(PROBLEM REQUIREMENTS) Only one thing is required: the number of lines in the entries below that contain "screenshot".

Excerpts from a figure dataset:

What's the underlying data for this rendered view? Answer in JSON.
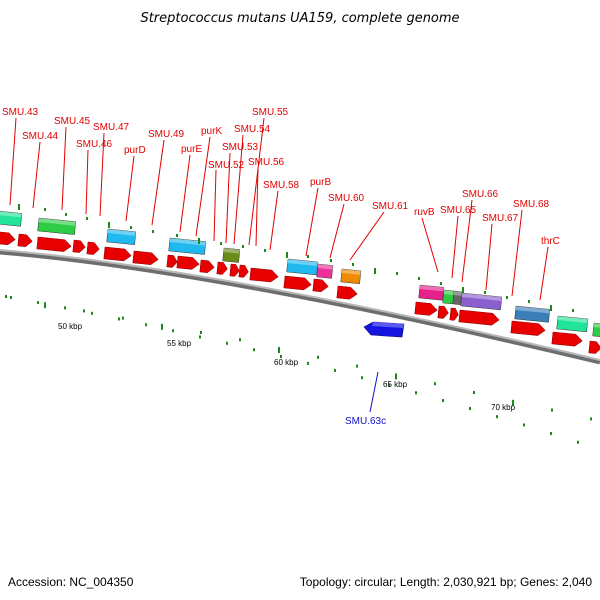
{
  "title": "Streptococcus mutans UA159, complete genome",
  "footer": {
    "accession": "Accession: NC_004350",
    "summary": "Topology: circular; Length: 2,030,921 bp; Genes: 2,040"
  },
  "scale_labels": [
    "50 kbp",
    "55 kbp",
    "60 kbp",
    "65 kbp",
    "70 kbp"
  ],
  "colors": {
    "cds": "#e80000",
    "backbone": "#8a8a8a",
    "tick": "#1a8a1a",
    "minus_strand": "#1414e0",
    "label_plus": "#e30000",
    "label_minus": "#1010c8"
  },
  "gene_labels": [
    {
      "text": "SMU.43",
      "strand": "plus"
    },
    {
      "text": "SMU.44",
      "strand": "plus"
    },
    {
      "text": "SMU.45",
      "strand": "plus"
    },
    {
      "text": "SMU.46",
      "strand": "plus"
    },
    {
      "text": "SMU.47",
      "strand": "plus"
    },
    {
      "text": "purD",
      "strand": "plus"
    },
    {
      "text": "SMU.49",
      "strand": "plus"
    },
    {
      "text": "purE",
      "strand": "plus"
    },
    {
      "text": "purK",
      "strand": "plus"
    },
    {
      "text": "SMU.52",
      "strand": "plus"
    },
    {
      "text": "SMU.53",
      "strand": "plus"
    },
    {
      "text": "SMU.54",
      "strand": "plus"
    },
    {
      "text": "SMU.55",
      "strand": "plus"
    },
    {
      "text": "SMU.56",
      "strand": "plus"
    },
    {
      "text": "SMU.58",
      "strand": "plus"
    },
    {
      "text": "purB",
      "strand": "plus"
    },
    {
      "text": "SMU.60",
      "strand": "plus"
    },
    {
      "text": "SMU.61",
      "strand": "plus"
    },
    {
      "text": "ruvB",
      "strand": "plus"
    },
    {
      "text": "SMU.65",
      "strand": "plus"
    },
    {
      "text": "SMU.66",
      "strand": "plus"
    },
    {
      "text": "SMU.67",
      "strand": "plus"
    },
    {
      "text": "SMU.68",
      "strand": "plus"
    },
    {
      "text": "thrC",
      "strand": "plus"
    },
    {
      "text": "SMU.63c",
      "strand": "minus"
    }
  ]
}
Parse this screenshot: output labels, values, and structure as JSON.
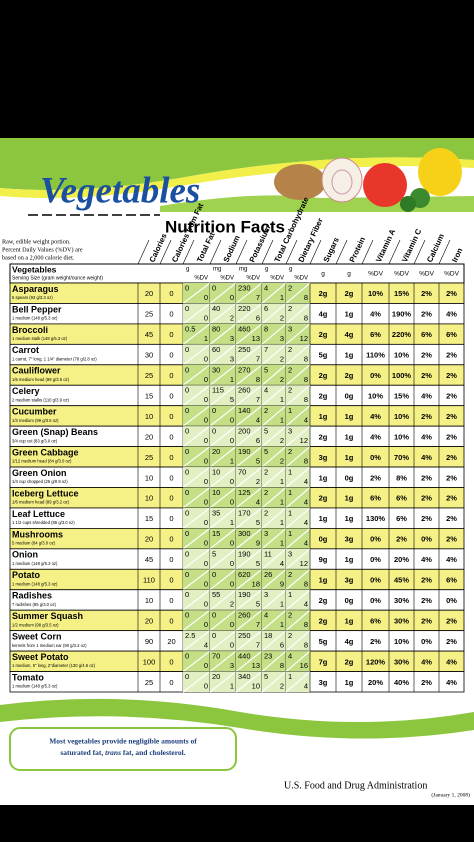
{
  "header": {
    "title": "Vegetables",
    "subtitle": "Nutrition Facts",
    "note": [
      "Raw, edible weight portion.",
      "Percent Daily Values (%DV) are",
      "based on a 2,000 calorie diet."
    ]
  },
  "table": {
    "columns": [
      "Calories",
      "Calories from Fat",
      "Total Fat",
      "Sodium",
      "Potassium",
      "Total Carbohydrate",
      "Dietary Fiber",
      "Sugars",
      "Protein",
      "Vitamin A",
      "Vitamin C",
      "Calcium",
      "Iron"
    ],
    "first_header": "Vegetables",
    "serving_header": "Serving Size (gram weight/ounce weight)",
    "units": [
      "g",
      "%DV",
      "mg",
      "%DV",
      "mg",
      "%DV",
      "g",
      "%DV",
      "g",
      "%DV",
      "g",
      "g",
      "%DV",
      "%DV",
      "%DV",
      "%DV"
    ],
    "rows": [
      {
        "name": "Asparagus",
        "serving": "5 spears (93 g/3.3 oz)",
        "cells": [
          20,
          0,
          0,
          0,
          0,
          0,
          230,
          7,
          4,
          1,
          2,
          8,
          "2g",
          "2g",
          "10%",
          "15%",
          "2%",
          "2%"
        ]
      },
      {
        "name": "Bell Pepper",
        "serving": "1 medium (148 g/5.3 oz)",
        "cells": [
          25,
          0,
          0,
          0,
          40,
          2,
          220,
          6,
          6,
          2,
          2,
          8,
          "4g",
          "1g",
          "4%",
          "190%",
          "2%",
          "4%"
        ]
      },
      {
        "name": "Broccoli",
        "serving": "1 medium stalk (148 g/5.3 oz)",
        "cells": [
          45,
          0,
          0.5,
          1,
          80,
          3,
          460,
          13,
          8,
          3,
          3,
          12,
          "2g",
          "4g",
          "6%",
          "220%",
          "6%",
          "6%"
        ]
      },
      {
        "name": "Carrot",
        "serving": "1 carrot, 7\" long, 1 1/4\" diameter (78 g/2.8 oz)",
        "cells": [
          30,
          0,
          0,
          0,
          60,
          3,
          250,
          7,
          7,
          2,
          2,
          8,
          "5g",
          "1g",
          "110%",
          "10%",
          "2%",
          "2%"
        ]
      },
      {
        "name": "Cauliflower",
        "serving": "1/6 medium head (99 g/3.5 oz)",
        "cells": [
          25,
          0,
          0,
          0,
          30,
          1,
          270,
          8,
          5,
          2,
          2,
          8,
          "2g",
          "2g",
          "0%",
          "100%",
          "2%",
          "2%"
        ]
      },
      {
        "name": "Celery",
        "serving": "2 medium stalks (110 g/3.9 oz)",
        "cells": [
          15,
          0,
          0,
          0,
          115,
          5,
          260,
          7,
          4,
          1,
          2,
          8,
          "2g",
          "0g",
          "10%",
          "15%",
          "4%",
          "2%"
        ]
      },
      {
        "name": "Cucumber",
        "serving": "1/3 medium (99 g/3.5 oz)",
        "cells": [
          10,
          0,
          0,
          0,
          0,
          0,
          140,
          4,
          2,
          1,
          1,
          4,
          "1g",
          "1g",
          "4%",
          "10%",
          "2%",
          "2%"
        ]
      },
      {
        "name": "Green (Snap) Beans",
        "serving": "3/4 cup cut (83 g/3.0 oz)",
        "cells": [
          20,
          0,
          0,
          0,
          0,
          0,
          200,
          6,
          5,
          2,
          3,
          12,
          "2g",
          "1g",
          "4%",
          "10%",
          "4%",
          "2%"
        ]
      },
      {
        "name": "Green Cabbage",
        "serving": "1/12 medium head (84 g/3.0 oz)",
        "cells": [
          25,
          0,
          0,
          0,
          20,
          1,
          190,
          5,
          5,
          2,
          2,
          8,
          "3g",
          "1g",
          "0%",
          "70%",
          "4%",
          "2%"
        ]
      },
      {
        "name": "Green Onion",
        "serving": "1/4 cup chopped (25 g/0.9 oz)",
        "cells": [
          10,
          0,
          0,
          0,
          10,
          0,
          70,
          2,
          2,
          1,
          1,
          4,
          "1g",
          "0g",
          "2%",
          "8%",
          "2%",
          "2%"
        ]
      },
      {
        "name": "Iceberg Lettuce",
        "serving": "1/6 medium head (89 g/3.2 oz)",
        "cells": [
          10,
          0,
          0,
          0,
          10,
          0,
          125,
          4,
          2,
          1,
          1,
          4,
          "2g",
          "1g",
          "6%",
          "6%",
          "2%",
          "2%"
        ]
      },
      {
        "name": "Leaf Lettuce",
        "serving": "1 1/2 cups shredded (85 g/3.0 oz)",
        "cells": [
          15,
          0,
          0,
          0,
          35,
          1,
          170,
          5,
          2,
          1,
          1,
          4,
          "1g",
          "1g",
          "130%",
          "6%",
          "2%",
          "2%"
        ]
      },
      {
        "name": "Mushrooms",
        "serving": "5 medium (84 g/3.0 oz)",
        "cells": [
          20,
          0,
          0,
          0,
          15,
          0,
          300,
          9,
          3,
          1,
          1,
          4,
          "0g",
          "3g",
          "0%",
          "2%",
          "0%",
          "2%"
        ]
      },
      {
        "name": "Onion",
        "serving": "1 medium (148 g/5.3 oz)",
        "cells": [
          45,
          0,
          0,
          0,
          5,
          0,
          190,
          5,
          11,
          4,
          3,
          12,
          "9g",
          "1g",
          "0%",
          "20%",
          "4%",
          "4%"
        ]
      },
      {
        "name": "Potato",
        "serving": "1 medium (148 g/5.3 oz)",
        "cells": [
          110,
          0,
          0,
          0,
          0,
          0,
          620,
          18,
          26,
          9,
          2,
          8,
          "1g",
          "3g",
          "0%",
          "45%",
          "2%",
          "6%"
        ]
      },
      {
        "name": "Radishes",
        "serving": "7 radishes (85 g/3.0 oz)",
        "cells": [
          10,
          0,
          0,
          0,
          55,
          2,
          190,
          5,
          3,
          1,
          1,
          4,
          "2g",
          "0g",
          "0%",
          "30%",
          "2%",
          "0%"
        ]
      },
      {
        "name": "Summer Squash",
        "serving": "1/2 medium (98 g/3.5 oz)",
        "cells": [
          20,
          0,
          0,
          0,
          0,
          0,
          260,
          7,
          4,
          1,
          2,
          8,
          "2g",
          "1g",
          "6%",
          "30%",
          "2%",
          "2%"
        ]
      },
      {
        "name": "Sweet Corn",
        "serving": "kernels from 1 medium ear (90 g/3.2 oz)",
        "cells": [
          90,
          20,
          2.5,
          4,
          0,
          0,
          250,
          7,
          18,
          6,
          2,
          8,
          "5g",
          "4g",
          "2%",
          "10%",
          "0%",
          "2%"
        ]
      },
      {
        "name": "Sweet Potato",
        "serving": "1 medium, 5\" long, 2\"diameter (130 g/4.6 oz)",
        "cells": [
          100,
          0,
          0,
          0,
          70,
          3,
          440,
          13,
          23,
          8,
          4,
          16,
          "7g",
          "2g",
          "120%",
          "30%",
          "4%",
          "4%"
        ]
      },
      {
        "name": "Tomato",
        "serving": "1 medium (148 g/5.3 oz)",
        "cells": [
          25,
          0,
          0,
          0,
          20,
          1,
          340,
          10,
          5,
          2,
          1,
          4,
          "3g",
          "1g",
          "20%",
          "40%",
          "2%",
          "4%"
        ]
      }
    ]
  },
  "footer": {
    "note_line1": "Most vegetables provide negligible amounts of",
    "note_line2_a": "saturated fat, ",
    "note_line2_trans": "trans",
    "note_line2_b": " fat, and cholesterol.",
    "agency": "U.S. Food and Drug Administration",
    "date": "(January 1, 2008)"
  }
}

==

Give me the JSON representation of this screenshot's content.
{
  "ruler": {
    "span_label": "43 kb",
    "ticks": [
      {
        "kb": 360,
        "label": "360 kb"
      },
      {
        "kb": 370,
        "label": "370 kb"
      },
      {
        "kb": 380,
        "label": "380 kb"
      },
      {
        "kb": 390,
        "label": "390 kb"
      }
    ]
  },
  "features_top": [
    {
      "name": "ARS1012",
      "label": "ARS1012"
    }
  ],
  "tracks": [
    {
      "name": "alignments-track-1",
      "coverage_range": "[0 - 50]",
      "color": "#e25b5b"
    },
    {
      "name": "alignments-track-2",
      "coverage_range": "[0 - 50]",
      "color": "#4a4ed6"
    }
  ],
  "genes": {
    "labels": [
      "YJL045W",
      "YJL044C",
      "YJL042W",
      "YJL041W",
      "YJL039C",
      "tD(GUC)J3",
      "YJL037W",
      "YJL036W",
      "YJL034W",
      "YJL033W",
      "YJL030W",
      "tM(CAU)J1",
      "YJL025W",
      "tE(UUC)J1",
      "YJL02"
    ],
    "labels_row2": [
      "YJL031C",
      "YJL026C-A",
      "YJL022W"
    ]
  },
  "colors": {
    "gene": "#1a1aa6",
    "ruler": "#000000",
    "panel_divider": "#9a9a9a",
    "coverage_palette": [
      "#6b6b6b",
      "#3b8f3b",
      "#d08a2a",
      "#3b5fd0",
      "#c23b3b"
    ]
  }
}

(EXERCISE RESPONSE) 2